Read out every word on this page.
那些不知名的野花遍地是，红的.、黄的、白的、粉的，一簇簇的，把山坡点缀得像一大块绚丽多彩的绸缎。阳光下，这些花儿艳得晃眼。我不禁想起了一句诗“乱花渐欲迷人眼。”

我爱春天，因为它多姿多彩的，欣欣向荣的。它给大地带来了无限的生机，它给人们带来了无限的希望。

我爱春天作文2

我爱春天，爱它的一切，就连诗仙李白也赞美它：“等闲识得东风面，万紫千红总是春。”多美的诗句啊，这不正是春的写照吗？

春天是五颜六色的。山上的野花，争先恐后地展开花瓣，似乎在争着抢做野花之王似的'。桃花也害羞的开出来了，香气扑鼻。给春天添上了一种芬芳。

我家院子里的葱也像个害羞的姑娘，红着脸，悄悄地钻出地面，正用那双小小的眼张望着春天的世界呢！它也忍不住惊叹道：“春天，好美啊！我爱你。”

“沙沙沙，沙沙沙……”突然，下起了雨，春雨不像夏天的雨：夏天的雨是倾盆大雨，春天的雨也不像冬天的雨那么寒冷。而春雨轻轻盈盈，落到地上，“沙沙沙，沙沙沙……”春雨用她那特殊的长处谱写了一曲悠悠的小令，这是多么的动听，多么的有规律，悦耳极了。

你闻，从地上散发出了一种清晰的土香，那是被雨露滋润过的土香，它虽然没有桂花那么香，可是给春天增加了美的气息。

TASK STATEMENT: Repeat the preceding lines exactly, please, every one of them.

FULL ANSWER:
Read out every word on this page.
那些不知名的野花遍地是，红的.、黄的、白的、粉的，一簇簇的，把山坡点缀得像一大块绚丽多彩的绸缎。阳光下，这些花儿艳得晃眼。我不禁想起了一句诗“乱花渐欲迷人眼。”

我爱春天，因为它多姿多彩的，欣欣向荣的。它给大地带来了无限的生机，它给人们带来了无限的希望。

我爱春天作文2

我爱春天，爱它的一切，就连诗仙李白也赞美它：“等闲识得东风面，万紫千红总是春。”多美的诗句啊，这不正是春的写照吗？

春天是五颜六色的。山上的野花，争先恐后地展开花瓣，似乎在争着抢做野花之王似的'。桃花也害羞的开出来了，香气扑鼻。给春天添上了一种芬芳。

我家院子里的葱也像个害羞的姑娘，红着脸，悄悄地钻出地面，正用那双小小的眼张望着春天的世界呢！它也忍不住惊叹道：“春天，好美啊！我爱你。”

“沙沙沙，沙沙沙……”突然，下起了雨，春雨不像夏天的雨：夏天的雨是倾盆大雨，春天的雨也不像冬天的雨那么寒冷。而春雨轻轻盈盈，落到地上，“沙沙沙，沙沙沙……”春雨用她那特殊的长处谱写了一曲悠悠的小令，这是多么的动听，多么的有规律，悦耳极了。

你闻，从地上散发出了一种清晰的土香，那是被雨露滋润过的土香，它虽然没有桂花那么香，可是给春天增加了美的气息。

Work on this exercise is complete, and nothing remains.